- What to produce -
Reproduce each line of the listing exactly.
# # # # #
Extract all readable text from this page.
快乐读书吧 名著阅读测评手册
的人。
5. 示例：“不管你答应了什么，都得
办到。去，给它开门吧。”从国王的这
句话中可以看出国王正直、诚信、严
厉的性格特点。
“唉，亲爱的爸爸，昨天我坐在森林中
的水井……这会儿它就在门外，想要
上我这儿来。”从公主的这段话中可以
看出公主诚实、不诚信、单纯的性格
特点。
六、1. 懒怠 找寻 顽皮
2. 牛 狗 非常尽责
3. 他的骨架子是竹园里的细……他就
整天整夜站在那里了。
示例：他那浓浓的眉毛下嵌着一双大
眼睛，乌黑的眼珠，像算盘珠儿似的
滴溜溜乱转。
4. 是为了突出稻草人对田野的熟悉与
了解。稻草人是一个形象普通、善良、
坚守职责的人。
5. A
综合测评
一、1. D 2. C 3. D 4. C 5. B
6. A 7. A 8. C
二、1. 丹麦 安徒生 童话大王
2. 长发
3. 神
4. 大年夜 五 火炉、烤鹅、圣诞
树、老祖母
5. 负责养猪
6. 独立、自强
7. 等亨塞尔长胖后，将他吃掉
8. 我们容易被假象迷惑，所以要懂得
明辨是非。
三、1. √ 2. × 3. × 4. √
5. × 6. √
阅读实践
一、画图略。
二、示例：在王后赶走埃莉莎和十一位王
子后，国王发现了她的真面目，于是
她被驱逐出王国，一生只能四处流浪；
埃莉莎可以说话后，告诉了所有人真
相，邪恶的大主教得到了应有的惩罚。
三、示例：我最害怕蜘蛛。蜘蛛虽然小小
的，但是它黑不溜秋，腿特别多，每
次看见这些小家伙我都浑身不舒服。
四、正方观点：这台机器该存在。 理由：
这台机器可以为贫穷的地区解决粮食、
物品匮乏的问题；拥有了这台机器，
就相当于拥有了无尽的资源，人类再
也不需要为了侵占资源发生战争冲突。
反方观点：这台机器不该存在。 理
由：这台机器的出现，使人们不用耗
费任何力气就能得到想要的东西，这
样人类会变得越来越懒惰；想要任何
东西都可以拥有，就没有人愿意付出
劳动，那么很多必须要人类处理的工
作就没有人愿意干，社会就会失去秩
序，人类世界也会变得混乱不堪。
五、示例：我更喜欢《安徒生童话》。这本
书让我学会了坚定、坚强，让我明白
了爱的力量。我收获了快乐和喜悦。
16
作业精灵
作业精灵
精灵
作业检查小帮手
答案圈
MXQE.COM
# # # # #
- Correct result -
Extract all readable text from this page.
快乐读书吧 名著阅读测评手册
的人。
5. 示例：“不管你答应了什么，都得
办到。去，给它开门吧。”从国王的这
句话中可以看出国王正直、诚信、严
厉的性格特点。
“唉，亲爱的爸爸，昨天我坐在森林中
的水井……这会儿它就在门外，想要
上我这儿来。”从公主的这段话中可以
看出公主诚实、不诚信、单纯的性格
特点。
六、1. 懒怠 找寻 顽皮
2. 牛 狗 非常尽责
3. 他的骨架子是竹园里的细……他就
整天整夜站在那里了。
示例：他那浓浓的眉毛下嵌着一双大
眼睛，乌黑的眼珠，像算盘珠儿似的
滴溜溜乱转。
4. 是为了突出稻草人对田野的熟悉与
了解。稻草人是一个形象普通、善良、
坚守职责的人。
5. A
综合测评
一、1. D 2. C 3. D 4. C 5. B
6. A 7. A 8. C
二、1. 丹麦 安徒生 童话大王
2. 长发
3. 神
4. 大年夜 五 火炉、烤鹅、圣诞
树、老祖母
5. 负责养猪
6. 独立、自强
7. 等亨塞尔长胖后，将他吃掉
8. 我们容易被假象迷惑，所以要懂得
明辨是非。
三、1. √ 2. × 3. × 4. √
5. × 6. √
阅读实践
一、画图略。
二、示例：在王后赶走埃莉莎和十一位王
子后，国王发现了她的真面目，于是
她被驱逐出王国，一生只能四处流浪；
埃莉莎可以说话后，告诉了所有人真
相，邪恶的大主教得到了应有的惩罚。
三、示例：我最害怕蜘蛛。蜘蛛虽然小小
的，但是它黑不溜秋，腿特别多，每
次看见这些小家伙我都浑身不舒服。
四、正方观点：这台机器该存在。 理由：
这台机器可以为贫穷的地区解决粮食、
物品匮乏的问题；拥有了这台机器，
就相当于拥有了无尽的资源，人类再
也不需要为了侵占资源发生战争冲突。
反方观点：这台机器不该存在。 理
由：这台机器的出现，使人们不用耗
费任何力气就能得到想要的东西，这
样人类会变得越来越懒惰；想要任何
东西都可以拥有，就没有人愿意付出
劳动，那么很多必须要人类处理的工
作就没有人愿意干，社会就会失去秩
序，人类世界也会变得混乱不堪。
五、示例：我更喜欢《安徒生童话》。这本
书让我学会了坚定、坚强，让我明白
了爱的力量。我收获了快乐和喜悦。
16
作业精灵
作业精灵
精灵
作业检查小帮手
答案圈
MXQE.COM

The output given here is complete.